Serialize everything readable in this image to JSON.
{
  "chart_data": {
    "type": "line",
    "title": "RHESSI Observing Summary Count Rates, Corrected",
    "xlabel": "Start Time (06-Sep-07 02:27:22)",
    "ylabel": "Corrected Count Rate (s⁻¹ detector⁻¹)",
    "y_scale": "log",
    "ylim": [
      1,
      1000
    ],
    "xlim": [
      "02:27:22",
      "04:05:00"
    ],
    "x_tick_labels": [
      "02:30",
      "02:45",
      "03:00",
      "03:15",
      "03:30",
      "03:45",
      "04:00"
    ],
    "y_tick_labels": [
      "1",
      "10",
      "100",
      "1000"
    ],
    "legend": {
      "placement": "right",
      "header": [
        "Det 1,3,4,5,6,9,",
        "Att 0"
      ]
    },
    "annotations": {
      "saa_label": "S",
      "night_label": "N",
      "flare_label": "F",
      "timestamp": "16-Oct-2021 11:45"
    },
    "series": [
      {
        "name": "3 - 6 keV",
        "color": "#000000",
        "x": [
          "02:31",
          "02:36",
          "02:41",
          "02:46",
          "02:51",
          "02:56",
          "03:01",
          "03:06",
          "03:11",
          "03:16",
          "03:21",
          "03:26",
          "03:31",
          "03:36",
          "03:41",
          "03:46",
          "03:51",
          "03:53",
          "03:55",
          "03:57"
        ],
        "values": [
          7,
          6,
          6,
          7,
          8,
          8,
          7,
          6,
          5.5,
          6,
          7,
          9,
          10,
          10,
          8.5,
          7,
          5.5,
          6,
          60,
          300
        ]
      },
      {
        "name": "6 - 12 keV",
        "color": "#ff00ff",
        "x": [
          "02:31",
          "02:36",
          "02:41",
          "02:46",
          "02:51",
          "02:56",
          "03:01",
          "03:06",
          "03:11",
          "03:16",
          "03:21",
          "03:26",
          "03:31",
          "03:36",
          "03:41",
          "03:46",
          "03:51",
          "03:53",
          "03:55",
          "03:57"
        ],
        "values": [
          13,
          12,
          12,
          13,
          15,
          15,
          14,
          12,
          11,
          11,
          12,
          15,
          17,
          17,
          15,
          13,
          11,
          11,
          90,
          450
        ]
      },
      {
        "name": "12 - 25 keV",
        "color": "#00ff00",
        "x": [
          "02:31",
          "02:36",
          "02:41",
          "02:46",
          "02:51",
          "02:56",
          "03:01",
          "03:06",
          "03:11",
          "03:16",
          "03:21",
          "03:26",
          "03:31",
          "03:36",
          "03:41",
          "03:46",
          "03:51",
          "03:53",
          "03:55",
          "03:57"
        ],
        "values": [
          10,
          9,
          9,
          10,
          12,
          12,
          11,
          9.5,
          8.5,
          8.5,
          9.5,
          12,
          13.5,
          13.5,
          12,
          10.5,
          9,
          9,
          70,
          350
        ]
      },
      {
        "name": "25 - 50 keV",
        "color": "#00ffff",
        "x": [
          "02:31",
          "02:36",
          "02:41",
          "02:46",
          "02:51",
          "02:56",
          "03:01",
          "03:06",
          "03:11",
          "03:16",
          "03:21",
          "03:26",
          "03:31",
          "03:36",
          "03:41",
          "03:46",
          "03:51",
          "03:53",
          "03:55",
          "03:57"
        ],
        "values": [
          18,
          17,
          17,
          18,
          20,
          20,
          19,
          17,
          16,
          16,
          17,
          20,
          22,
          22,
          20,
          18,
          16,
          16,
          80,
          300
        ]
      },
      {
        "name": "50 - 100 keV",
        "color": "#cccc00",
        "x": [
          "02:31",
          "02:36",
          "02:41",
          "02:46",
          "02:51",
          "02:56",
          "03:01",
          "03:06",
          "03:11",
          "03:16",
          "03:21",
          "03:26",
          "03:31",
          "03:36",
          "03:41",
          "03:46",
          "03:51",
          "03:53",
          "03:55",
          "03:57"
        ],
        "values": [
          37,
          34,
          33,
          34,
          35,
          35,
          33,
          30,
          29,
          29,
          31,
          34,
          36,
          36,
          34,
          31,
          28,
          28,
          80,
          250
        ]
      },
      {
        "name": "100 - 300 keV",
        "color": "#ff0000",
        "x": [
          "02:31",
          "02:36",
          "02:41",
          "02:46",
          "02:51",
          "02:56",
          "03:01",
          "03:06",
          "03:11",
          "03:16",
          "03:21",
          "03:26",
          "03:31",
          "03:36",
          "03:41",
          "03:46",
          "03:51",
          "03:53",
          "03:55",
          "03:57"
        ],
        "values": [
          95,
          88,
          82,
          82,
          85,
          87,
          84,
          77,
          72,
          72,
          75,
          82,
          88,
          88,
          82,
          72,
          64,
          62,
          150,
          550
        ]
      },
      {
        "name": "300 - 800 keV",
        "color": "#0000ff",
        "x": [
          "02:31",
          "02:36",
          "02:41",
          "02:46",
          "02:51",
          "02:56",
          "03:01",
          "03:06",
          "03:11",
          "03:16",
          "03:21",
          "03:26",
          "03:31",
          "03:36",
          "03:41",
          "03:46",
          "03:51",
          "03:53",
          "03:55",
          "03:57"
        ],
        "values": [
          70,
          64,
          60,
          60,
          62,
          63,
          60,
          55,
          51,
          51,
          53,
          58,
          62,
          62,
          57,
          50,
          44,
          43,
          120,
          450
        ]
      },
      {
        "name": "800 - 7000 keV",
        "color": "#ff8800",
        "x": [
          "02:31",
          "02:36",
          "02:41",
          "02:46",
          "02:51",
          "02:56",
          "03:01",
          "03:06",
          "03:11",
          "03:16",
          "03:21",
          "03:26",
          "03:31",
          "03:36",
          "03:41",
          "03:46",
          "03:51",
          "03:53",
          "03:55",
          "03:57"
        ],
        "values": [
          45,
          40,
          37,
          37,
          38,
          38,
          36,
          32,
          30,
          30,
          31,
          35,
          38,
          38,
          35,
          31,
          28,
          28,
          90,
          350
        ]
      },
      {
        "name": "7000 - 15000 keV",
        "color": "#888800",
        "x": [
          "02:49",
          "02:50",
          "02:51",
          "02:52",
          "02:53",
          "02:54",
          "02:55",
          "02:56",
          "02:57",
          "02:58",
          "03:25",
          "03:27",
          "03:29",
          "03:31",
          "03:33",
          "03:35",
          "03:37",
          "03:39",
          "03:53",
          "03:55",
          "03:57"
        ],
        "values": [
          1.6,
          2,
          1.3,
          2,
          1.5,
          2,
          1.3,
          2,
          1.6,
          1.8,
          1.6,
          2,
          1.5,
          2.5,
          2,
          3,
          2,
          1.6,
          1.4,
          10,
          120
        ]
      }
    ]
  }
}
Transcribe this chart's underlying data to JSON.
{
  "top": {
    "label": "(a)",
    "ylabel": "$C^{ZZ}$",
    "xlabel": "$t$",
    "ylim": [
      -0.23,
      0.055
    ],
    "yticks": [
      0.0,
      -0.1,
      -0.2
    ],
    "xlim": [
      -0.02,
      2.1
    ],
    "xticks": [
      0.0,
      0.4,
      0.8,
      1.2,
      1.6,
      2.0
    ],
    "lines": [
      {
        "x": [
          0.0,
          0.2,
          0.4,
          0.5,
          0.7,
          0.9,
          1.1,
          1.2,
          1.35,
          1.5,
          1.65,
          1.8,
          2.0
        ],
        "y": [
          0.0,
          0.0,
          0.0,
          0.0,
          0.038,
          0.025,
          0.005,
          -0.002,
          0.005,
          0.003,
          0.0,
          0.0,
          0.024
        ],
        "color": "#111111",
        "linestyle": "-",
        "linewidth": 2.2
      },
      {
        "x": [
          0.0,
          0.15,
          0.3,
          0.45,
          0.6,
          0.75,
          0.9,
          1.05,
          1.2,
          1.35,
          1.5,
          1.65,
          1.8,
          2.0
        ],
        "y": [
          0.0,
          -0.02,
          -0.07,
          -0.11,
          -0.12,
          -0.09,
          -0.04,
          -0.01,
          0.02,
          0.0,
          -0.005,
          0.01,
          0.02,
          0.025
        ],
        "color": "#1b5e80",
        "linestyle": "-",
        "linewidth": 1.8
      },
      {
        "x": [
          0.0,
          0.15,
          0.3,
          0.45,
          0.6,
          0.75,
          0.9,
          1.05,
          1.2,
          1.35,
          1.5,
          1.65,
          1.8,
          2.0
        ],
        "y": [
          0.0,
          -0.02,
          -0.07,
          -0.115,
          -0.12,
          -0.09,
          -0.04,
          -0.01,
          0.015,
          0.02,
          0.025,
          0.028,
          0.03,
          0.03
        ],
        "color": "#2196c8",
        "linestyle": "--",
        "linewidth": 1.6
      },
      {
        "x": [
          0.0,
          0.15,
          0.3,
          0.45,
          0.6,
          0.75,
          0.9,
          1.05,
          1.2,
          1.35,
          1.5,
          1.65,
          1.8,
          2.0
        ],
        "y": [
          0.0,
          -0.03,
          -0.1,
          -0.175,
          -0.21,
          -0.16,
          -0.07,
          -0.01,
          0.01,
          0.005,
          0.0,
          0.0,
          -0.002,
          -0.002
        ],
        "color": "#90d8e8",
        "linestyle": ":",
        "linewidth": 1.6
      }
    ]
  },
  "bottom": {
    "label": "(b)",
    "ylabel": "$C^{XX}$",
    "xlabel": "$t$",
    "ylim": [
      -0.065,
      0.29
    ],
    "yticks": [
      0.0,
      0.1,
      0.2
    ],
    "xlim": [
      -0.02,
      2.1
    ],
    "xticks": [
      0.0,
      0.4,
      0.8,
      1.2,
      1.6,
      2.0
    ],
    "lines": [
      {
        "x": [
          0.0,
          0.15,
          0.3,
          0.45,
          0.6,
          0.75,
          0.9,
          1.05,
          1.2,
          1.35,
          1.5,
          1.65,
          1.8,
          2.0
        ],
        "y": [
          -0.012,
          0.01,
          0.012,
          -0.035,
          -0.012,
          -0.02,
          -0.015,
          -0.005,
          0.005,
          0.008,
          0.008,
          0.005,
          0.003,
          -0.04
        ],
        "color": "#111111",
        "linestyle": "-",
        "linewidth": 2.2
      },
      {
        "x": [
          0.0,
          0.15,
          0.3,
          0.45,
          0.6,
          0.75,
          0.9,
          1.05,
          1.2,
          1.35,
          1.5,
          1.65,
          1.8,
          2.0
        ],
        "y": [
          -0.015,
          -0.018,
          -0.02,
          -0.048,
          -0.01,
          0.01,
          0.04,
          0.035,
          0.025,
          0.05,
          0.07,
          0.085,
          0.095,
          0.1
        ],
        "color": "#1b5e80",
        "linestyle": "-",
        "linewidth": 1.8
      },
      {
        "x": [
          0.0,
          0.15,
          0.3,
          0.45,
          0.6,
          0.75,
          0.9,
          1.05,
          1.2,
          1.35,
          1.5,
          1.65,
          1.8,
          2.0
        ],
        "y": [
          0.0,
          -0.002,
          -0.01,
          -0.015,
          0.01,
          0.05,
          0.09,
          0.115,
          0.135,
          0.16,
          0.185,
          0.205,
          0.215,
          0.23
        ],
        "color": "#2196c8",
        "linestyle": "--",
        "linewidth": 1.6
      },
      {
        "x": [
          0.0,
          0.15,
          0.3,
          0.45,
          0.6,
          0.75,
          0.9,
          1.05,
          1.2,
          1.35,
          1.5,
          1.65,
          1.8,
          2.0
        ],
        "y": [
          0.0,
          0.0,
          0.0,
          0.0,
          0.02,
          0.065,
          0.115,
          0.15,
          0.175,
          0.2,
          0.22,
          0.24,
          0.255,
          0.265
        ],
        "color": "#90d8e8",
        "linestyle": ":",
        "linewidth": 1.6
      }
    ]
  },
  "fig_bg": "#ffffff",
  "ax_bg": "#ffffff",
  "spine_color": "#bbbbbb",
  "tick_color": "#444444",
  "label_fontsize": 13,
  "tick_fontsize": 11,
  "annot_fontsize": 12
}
--- --- ---
**What needs to be done:**
Tell how many lines in the material contain the word "JSON". Only the number is wanted.

**Reply:**
2